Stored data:

+ + + + +

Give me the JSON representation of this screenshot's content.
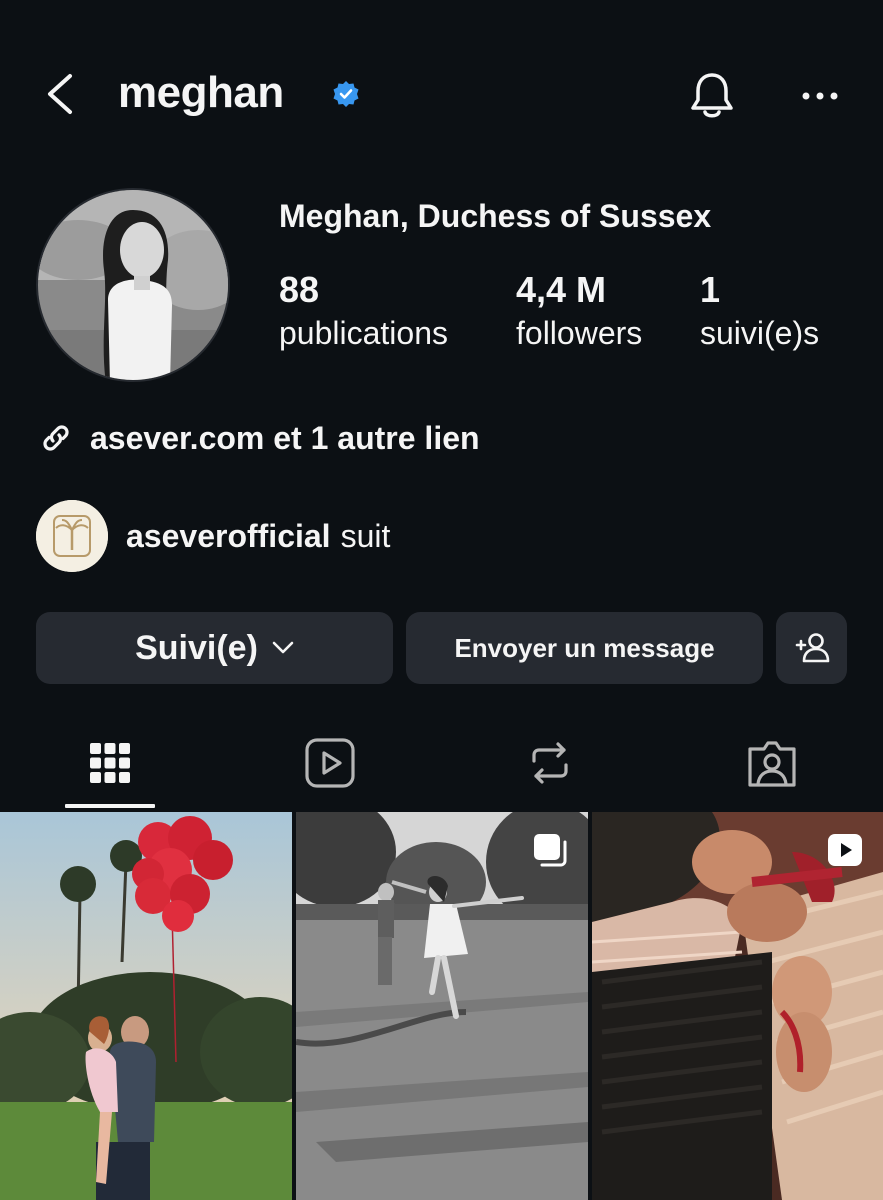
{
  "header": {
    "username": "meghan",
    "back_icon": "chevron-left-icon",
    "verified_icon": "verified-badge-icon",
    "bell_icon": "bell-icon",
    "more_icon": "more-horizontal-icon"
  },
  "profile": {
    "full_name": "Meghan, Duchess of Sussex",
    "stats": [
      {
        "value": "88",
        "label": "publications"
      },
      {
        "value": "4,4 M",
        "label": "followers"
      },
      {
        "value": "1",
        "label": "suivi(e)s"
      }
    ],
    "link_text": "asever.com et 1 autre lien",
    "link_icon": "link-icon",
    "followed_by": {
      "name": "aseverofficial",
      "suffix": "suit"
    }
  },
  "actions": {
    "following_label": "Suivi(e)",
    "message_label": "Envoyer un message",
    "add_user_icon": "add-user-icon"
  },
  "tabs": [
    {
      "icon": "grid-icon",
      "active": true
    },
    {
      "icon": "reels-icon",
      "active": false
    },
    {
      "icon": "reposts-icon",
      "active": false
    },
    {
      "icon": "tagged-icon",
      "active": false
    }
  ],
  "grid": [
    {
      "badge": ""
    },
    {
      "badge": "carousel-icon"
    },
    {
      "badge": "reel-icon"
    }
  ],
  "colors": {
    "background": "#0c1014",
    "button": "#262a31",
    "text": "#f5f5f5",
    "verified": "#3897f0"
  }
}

+ + + + +

Exercise:
Lines of the material that contain the word "badge" are to be gathered.

Task response:
    "verified_icon": "verified-badge-icon",
      "badge": ""
      "badge": "carousel-icon"
      "badge": "reel-icon"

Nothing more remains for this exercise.